What the task requires:
From the entries below, gather every line containing the string "docs".
## start Dataset rows
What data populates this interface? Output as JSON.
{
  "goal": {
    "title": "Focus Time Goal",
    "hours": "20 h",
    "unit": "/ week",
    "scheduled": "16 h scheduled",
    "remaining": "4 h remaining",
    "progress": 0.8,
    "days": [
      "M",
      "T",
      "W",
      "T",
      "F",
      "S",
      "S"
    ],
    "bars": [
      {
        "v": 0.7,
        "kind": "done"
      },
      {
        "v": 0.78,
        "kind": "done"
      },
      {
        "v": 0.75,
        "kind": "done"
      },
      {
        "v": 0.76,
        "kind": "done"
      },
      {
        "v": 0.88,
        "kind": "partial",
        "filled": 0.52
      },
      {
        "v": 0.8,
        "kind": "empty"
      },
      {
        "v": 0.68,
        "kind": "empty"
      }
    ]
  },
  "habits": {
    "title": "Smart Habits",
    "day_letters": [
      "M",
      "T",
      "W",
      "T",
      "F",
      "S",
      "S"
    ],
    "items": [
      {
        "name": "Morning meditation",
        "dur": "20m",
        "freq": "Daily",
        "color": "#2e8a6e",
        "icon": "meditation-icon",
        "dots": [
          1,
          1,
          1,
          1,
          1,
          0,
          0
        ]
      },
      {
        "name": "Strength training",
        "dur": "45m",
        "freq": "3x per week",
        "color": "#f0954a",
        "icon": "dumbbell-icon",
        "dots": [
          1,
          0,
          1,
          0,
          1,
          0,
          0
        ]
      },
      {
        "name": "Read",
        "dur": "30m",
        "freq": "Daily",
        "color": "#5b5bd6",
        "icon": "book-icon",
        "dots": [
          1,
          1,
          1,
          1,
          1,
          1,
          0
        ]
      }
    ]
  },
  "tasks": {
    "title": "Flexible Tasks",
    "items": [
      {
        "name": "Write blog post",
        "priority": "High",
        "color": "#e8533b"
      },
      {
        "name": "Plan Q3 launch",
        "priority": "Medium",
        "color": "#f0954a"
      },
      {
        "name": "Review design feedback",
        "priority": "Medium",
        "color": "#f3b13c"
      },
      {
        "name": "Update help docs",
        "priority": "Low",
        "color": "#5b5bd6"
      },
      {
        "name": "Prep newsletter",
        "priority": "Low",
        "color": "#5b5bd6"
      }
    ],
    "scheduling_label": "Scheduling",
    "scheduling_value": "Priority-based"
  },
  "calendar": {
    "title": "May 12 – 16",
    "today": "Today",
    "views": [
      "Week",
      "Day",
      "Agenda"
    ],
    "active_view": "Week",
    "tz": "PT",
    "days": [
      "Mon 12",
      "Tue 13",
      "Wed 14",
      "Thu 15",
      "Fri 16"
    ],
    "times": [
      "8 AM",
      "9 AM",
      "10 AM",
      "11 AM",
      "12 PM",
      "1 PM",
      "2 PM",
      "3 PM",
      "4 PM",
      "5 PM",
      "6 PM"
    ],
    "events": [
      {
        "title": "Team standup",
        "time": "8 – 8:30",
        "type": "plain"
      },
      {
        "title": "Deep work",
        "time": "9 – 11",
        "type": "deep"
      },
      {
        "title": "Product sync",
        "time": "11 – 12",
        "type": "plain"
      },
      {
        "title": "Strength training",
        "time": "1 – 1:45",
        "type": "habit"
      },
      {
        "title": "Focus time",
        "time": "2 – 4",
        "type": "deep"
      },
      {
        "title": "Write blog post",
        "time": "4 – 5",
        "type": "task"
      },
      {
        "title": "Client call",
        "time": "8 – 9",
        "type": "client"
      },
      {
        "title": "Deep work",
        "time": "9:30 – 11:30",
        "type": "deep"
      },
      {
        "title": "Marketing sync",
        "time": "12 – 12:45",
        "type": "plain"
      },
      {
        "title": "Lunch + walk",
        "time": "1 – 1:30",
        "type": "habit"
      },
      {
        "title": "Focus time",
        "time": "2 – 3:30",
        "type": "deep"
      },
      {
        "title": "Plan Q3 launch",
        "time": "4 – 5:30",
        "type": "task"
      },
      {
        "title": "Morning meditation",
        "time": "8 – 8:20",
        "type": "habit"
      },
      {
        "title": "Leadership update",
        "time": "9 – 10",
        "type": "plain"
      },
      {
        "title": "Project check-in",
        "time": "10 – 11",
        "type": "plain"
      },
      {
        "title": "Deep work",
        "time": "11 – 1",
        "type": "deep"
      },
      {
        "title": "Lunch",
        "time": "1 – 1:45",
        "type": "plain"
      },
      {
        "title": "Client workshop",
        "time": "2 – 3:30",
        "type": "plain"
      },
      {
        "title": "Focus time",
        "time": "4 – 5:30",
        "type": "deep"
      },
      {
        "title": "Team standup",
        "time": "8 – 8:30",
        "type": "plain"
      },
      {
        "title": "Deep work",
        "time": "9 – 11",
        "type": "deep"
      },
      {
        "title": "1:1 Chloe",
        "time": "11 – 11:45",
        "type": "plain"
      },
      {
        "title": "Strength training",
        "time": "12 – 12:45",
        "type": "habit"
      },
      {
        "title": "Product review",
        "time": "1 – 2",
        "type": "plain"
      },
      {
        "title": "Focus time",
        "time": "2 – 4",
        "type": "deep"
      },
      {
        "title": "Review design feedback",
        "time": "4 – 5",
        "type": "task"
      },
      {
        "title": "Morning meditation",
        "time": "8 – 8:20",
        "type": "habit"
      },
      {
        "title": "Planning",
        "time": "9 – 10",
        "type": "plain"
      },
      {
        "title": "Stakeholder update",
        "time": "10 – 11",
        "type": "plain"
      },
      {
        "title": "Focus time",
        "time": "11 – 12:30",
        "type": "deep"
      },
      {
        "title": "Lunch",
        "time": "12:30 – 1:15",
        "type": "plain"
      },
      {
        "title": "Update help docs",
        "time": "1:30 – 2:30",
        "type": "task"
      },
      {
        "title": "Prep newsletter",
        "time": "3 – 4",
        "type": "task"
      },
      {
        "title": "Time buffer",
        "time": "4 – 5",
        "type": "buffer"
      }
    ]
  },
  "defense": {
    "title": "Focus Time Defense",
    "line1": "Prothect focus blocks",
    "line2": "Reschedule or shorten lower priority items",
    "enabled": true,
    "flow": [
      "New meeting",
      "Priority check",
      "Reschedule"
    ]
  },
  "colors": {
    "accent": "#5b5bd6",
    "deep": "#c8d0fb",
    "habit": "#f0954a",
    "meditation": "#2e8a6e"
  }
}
## end Dataset rows
Reply to the task:
        "name": "Update help docs",
        "title": "Update help docs",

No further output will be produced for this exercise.